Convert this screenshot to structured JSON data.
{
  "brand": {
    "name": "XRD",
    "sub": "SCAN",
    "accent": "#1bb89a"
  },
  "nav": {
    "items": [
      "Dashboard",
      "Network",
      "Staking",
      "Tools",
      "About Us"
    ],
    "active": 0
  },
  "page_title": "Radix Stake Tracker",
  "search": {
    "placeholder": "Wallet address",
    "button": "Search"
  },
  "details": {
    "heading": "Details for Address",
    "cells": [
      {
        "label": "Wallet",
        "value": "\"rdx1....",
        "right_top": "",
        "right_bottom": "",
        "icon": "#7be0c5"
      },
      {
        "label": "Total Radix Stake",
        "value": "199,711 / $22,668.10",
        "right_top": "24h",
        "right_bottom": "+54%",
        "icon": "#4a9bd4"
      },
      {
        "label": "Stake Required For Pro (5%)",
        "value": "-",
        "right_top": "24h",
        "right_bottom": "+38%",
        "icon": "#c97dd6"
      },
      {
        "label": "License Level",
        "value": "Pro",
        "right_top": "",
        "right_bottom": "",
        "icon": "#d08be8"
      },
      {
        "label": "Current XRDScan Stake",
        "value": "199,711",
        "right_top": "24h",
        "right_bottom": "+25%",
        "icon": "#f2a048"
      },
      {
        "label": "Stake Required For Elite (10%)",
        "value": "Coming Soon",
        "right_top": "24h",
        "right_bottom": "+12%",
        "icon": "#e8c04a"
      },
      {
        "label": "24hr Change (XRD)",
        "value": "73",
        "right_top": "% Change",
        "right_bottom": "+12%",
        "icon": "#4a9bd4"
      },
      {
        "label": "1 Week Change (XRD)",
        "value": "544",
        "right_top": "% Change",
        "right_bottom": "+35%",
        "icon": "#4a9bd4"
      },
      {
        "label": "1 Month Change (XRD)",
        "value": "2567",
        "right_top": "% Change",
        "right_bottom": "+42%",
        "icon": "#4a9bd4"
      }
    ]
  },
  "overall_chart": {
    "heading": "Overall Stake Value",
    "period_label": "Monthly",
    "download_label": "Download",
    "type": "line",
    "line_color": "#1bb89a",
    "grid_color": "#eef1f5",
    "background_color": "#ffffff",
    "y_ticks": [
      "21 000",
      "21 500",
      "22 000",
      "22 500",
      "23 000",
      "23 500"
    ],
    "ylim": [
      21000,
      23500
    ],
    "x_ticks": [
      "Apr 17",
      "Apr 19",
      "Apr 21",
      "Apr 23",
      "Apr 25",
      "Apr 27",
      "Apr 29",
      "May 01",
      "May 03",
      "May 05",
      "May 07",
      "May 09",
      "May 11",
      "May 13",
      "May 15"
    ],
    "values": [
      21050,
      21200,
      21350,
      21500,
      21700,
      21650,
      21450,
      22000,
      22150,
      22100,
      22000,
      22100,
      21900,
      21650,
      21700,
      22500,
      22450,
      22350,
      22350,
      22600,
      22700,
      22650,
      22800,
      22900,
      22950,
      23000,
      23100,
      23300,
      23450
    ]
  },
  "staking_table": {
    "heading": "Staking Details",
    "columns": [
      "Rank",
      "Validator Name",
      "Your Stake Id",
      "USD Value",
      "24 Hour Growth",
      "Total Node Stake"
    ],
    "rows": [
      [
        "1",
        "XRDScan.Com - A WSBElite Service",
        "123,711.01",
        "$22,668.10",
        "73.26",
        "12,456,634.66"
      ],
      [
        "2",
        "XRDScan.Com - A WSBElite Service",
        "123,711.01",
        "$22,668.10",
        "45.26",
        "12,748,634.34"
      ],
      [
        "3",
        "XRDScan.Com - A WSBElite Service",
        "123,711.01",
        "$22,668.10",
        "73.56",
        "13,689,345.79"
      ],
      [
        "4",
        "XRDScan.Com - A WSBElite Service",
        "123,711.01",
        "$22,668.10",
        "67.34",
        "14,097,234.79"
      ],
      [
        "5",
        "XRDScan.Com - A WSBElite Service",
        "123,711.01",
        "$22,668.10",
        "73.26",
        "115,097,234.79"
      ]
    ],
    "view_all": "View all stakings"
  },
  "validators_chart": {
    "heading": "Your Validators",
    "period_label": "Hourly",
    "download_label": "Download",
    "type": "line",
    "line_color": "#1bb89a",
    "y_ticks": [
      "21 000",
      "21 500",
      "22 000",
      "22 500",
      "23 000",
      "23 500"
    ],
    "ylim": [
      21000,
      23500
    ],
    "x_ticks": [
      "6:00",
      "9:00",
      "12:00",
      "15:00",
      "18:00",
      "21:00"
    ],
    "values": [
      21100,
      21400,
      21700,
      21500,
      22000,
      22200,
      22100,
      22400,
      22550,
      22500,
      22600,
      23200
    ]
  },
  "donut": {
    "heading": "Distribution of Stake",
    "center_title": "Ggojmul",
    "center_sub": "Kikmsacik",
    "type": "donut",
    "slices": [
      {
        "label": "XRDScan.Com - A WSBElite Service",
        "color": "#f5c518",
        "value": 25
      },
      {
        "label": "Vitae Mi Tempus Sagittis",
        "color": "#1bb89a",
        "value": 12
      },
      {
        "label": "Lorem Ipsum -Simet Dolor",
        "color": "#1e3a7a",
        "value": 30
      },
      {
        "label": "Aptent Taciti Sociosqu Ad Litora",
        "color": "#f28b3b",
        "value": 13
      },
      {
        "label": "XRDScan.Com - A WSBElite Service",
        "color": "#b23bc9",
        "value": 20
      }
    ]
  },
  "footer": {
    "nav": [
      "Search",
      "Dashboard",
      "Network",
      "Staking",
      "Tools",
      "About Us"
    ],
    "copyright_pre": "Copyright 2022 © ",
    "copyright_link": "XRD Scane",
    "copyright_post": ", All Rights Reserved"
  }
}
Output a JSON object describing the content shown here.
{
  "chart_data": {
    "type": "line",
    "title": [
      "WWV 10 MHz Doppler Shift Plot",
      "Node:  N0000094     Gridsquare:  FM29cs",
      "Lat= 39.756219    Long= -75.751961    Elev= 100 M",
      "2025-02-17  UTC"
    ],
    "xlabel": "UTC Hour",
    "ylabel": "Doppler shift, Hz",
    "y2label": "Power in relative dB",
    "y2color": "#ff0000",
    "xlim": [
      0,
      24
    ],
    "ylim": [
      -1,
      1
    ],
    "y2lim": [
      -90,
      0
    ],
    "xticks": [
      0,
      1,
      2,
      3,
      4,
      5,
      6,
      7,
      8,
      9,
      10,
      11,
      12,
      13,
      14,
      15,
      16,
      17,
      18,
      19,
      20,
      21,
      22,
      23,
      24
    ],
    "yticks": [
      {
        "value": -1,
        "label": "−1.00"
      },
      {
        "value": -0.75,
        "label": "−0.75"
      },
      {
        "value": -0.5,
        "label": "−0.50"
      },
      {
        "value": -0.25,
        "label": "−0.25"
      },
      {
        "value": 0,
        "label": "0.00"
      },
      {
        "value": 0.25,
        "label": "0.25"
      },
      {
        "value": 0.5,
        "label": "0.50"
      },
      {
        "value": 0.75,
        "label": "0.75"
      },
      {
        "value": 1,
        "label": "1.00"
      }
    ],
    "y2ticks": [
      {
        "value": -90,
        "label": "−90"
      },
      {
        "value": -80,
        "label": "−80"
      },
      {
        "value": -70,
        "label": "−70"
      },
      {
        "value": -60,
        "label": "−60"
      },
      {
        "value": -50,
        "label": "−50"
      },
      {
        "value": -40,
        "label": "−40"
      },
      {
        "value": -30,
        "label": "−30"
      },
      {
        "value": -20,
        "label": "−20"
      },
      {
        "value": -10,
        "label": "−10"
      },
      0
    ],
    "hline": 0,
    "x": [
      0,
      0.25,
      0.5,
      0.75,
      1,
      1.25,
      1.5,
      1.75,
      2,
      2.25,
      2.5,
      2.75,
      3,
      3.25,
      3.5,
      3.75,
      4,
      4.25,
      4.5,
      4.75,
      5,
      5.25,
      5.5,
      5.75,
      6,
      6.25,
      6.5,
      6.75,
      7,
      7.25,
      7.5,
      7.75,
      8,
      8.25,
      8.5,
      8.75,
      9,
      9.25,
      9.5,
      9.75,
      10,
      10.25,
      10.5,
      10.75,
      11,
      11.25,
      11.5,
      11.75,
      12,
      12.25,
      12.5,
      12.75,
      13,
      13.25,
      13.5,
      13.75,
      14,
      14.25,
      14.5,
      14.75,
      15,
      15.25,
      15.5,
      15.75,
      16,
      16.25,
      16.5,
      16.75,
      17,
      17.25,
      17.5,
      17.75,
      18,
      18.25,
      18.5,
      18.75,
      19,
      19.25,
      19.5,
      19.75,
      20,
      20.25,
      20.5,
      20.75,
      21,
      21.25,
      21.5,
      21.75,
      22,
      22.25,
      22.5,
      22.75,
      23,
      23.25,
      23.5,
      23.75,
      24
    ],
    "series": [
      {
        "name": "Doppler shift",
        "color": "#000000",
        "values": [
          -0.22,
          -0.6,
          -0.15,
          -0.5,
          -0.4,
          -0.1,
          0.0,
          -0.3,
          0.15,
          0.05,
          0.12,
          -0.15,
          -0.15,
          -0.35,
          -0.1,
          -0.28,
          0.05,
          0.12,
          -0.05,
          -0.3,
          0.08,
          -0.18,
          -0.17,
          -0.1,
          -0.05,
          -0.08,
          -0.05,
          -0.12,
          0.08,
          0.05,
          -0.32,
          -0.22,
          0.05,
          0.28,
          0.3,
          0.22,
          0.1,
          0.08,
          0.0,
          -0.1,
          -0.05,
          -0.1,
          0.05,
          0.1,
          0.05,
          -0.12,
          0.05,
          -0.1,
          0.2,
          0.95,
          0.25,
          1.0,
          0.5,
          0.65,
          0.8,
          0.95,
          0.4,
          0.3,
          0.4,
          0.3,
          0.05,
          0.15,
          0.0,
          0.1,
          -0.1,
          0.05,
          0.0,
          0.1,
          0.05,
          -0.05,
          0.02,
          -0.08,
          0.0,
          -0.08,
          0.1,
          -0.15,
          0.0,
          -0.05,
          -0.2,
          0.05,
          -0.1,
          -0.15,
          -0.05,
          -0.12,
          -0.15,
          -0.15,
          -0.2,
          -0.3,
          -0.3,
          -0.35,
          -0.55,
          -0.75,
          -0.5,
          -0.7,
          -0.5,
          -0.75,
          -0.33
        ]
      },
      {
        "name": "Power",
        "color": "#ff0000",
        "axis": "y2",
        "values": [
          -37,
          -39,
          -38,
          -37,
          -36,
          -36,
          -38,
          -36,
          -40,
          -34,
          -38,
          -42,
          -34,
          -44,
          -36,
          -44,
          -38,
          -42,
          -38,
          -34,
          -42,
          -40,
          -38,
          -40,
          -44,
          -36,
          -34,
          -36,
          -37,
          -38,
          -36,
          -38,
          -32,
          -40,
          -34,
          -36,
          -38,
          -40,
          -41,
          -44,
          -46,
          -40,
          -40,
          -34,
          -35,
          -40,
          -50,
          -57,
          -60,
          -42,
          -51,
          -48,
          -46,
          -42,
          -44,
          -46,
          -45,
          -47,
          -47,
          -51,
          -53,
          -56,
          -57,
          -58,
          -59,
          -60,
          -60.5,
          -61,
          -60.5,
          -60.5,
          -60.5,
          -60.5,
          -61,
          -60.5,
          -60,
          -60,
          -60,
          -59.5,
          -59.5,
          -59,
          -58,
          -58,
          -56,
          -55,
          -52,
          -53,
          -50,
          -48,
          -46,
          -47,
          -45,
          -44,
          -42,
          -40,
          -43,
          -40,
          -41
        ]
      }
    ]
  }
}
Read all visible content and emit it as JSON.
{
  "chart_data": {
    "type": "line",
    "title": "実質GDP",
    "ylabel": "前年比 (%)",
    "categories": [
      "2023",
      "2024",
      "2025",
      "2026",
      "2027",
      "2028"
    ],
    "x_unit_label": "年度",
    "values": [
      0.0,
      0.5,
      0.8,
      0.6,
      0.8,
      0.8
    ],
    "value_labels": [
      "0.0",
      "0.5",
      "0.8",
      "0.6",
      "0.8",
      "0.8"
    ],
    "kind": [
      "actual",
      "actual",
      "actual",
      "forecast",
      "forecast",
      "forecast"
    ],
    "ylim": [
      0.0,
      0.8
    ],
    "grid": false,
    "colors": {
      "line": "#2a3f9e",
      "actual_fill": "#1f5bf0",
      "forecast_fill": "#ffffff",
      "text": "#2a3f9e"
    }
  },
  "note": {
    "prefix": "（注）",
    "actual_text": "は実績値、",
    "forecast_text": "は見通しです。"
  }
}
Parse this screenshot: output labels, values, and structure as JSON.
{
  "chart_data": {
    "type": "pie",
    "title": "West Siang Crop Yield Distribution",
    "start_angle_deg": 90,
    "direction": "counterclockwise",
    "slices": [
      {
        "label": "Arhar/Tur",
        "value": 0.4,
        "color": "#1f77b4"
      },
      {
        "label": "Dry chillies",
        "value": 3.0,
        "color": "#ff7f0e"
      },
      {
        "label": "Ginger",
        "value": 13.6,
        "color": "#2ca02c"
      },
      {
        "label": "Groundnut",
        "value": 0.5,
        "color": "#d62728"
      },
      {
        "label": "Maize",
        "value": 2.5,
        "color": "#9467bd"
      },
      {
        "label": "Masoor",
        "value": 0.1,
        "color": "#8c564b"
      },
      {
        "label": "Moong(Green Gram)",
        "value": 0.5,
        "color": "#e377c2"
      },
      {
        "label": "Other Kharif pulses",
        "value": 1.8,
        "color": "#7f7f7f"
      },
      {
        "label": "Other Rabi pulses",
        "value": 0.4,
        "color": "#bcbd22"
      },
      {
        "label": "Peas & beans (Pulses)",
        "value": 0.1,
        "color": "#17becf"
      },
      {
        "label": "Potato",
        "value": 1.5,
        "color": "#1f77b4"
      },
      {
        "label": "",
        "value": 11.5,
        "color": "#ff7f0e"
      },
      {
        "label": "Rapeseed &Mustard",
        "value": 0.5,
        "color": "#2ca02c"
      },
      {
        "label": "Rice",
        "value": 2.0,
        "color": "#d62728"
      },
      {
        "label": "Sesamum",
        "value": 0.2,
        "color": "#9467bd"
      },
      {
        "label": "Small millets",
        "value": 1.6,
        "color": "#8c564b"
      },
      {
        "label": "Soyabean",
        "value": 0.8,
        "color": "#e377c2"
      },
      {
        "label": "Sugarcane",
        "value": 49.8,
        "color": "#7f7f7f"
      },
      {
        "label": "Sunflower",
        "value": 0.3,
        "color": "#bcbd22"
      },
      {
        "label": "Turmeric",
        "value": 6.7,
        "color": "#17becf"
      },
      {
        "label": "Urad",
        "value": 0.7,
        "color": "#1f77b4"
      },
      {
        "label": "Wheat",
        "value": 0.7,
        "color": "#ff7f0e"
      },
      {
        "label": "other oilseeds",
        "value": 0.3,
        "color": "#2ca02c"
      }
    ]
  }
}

The exercise
Pick out the lines above containing the word "JSON", then copy them.

Answer to this task
Convert this screenshot to structured JSON data.
Output a JSON object describing the content shown here.
Read all visible content and emit it as JSON.
Parse this screenshot: output labels, values, and structure as JSON.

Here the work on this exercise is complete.